_Directive_.
What lines of the data include the string "from"? Copy them all.

◆ ◆ ◆ ◆

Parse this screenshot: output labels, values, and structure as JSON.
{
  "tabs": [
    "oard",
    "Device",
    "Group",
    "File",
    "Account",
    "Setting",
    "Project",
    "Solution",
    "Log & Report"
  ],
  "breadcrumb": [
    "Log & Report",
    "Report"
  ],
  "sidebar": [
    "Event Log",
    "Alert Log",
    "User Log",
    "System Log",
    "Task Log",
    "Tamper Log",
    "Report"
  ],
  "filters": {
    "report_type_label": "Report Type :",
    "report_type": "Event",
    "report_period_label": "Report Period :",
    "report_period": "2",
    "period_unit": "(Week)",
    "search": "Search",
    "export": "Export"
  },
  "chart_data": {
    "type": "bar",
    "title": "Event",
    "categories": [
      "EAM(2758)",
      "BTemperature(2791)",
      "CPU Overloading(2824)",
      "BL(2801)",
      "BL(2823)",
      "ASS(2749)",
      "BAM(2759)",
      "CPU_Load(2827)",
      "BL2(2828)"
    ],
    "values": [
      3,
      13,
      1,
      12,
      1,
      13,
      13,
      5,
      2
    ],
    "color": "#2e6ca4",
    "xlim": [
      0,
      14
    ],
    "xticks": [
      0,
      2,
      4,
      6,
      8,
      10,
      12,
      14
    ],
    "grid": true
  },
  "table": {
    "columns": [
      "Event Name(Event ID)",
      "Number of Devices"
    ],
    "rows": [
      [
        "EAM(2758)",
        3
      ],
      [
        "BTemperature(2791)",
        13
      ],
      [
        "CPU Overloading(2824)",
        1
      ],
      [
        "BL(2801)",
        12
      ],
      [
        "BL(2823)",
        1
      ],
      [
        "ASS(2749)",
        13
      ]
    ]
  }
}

◆ ◆ ◆ ◆

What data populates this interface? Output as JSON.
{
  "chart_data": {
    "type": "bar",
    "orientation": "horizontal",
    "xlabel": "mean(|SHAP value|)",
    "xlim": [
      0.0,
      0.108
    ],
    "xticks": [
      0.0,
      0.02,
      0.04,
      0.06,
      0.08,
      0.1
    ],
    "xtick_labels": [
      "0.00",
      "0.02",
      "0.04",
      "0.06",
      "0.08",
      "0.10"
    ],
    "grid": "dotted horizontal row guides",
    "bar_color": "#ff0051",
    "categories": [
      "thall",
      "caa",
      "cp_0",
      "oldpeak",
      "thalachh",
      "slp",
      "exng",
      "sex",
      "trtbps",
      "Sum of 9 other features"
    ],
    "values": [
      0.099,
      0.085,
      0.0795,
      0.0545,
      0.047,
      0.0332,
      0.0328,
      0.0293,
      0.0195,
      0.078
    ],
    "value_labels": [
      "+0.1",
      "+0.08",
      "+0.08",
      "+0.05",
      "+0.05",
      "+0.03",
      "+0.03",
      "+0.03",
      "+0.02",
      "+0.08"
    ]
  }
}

◆ ◆ ◆ ◆

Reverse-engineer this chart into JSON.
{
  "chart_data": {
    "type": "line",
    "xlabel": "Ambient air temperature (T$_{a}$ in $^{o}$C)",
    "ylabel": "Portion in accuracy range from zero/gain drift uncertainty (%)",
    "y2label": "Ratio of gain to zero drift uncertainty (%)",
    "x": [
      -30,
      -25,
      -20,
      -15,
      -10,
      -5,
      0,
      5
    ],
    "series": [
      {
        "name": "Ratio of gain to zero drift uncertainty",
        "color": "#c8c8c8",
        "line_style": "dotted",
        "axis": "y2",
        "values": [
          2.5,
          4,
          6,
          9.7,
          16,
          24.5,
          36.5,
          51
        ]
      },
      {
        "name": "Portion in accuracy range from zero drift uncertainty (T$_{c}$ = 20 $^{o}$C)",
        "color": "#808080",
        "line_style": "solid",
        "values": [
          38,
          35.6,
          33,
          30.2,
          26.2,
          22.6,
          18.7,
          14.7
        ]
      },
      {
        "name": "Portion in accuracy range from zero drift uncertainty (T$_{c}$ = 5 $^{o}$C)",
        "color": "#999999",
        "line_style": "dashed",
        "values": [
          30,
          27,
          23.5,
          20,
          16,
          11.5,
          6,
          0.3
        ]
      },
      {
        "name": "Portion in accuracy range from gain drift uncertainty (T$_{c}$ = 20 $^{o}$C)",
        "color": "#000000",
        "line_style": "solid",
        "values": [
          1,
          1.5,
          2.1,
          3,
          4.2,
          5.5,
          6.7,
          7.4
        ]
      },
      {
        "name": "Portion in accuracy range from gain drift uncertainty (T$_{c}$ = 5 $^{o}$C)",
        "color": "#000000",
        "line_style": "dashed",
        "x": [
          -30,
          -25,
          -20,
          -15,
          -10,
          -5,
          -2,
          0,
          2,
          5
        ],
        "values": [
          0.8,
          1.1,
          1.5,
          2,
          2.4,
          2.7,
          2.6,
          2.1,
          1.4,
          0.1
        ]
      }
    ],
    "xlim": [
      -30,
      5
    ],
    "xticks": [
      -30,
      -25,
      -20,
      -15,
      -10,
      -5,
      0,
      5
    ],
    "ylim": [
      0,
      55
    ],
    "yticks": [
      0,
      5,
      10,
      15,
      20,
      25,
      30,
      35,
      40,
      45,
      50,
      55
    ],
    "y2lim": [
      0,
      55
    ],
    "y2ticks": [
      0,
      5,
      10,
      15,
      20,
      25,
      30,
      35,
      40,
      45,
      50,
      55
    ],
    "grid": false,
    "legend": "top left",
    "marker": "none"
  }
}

◆ ◆ ◆ ◆

_Exercise output_.
    "ylabel": "Portion in accuracy range from zero/gain drift uncertainty (%)",
        "name": "Portion in accuracy range from zero drift uncertainty (T$_{c}$ = 20 $^{o}$C)",
        "name": "Portion in accuracy range from zero drift uncertainty (T$_{c}$ = 5 $^{o}$C)",
        "name": "Portion in accuracy range from gain drift uncertainty (T$_{c}$ = 20 $^{o}$C)",
        "name": "Portion in accuracy range from gain drift uncertainty (T$_{c}$ = 5 $^{o}$C)",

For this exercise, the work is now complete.